### Records supplied
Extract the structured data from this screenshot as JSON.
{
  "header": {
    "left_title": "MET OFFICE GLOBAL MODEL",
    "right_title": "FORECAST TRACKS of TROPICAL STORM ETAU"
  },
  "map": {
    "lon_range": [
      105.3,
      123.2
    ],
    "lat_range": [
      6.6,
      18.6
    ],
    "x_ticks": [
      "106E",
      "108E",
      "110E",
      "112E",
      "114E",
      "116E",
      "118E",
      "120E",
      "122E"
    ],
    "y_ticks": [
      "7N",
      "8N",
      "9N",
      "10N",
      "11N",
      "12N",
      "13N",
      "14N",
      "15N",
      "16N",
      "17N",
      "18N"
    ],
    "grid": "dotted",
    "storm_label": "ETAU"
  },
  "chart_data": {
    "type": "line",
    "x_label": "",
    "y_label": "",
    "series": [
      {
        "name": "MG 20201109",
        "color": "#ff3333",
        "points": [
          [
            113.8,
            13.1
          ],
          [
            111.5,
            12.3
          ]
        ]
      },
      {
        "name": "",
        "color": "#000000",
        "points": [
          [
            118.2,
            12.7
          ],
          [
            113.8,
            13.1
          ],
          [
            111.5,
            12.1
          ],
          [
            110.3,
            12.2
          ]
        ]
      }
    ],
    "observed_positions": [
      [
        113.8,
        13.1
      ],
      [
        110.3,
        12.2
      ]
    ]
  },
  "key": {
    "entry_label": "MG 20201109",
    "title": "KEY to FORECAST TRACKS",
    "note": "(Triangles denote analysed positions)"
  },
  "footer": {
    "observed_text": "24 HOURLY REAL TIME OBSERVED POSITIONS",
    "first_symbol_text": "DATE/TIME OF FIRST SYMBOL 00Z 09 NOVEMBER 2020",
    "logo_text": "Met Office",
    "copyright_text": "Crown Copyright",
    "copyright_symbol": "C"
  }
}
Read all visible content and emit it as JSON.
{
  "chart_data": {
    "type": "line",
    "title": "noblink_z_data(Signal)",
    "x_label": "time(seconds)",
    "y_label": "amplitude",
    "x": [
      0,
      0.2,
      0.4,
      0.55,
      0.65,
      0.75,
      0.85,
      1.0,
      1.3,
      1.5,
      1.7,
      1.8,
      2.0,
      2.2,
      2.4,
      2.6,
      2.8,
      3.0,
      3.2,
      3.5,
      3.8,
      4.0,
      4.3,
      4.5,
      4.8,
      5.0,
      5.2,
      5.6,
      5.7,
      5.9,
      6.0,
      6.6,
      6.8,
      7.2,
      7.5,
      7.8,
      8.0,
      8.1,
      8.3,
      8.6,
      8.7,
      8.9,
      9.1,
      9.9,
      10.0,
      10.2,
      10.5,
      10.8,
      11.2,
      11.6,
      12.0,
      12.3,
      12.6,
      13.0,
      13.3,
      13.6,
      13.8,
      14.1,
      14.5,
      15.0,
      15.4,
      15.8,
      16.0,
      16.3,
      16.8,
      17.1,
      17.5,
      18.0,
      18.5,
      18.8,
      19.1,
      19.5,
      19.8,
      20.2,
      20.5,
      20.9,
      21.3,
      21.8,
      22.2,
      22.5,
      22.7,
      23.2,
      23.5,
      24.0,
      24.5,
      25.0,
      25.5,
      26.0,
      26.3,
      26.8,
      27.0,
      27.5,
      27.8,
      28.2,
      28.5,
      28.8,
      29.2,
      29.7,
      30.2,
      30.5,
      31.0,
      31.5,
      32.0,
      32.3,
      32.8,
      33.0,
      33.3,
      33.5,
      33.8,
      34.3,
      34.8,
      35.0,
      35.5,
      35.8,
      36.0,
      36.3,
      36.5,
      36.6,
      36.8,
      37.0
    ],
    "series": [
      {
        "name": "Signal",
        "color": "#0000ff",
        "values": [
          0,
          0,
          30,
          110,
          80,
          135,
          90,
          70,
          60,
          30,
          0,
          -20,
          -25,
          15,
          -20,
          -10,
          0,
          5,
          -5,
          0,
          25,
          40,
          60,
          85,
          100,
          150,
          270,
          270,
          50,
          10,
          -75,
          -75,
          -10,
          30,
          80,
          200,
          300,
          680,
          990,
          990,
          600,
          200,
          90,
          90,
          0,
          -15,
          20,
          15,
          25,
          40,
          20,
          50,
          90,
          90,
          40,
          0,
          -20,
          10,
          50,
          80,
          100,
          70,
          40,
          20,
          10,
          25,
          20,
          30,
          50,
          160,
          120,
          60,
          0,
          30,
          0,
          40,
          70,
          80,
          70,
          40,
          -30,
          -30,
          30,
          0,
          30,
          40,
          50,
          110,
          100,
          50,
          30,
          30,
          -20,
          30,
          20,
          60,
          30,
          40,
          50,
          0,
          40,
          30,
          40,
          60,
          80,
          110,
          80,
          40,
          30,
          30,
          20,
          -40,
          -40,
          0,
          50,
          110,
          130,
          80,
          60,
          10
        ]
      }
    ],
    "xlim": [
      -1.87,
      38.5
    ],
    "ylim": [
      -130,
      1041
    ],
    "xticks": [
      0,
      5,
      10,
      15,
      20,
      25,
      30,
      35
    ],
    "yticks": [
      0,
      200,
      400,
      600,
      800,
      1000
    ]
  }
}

### Task
Lines of the material that contain the word "Signal" are to be gathered.

### Result of this exercise
    "title": "noblink_z_data(Signal)",
        "name": "Signal",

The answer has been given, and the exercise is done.